▶ To do
Every line holding the string "Compact" should be gathered.

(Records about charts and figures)
------------------------------------------------
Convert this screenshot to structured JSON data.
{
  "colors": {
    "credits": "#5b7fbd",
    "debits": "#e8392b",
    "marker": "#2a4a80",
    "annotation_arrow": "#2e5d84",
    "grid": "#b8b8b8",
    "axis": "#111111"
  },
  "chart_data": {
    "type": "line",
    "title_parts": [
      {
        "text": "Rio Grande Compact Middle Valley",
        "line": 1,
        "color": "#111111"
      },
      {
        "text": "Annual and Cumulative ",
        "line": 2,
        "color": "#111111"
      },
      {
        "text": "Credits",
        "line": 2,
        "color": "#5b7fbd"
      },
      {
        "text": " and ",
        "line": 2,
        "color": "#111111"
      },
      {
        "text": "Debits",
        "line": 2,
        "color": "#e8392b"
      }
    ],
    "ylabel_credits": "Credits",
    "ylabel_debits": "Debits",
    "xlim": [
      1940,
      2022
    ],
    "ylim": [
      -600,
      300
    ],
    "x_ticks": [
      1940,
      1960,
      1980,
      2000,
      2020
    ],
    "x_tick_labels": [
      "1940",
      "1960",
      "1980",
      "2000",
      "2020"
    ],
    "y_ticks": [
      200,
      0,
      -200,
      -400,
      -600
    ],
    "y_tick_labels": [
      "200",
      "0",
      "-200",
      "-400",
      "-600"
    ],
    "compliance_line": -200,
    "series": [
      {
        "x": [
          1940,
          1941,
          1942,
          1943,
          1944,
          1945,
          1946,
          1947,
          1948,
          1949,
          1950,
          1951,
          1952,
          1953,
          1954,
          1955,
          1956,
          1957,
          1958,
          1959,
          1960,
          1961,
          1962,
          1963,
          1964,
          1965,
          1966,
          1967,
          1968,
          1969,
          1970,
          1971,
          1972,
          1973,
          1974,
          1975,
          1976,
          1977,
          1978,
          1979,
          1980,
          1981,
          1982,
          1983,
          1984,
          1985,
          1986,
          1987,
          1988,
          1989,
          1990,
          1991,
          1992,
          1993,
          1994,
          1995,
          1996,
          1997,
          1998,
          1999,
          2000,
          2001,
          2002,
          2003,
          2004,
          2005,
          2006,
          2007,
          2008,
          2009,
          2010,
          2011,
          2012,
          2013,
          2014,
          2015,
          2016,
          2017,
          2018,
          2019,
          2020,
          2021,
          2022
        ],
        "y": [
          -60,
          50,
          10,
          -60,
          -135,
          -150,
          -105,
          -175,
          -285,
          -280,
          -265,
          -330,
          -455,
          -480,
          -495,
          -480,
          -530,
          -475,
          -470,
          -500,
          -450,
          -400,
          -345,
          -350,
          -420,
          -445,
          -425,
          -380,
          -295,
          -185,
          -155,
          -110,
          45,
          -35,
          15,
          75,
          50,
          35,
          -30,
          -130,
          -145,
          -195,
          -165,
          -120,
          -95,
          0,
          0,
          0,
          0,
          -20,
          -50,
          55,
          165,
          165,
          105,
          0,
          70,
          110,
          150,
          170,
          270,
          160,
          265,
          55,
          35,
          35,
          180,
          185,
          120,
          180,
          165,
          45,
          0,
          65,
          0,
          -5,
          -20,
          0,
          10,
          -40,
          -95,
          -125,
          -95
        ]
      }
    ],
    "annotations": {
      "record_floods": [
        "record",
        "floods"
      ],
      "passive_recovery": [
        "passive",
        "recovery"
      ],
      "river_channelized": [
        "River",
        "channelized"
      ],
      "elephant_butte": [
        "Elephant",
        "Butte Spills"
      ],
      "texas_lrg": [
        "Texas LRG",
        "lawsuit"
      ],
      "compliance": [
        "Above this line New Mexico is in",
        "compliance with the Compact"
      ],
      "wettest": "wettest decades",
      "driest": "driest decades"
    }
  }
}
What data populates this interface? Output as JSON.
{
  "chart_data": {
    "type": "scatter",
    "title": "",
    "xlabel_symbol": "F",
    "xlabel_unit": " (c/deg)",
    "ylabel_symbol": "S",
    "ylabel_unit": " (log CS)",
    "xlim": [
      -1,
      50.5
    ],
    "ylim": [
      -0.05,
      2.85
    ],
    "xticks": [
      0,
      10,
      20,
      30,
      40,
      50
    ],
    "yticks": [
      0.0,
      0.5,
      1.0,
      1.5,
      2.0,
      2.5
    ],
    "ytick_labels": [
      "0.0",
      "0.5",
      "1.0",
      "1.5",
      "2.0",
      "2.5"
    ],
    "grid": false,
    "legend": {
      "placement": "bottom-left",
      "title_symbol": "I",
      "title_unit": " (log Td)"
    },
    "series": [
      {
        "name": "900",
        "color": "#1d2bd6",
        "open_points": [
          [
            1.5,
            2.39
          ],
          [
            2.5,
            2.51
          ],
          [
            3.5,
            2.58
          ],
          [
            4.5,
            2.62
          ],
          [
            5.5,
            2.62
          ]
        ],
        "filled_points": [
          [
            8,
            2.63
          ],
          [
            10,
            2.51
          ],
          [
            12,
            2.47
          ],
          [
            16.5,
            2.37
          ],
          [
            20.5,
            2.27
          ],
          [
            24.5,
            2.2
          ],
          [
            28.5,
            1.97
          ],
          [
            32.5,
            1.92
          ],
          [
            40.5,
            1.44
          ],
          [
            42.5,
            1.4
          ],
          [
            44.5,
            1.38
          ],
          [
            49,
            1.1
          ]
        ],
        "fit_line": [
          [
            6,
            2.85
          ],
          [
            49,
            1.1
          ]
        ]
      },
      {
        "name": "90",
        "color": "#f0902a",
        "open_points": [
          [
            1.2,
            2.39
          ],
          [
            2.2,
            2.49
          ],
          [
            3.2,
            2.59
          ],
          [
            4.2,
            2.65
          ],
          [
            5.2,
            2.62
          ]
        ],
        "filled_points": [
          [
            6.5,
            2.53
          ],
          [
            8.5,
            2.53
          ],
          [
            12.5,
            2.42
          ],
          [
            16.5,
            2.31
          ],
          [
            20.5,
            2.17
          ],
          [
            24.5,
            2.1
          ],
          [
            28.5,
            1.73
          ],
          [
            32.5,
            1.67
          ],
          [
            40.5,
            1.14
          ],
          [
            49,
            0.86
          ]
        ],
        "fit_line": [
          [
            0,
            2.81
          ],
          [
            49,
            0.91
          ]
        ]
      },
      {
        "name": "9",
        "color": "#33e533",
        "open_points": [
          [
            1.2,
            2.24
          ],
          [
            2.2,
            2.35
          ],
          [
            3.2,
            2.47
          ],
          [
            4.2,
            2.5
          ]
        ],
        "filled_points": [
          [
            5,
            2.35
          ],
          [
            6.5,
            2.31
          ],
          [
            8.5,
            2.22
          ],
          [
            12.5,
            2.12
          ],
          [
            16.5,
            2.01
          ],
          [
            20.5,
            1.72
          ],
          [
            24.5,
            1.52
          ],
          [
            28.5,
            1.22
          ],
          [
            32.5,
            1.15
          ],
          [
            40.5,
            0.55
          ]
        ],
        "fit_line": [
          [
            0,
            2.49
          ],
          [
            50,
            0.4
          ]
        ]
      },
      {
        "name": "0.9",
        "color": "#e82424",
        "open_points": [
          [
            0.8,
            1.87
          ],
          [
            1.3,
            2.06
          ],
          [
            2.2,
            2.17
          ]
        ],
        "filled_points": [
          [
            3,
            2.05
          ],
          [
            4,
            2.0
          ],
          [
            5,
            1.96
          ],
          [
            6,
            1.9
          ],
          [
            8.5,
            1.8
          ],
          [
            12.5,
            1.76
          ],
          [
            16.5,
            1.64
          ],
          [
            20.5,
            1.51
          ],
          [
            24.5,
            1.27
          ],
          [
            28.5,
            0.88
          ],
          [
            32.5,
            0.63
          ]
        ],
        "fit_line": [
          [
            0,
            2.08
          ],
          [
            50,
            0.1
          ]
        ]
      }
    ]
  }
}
------------------------------------------------
▶ Reply
        "text": "Rio Grande Compact Middle Valley",
        "compliance with the Compact"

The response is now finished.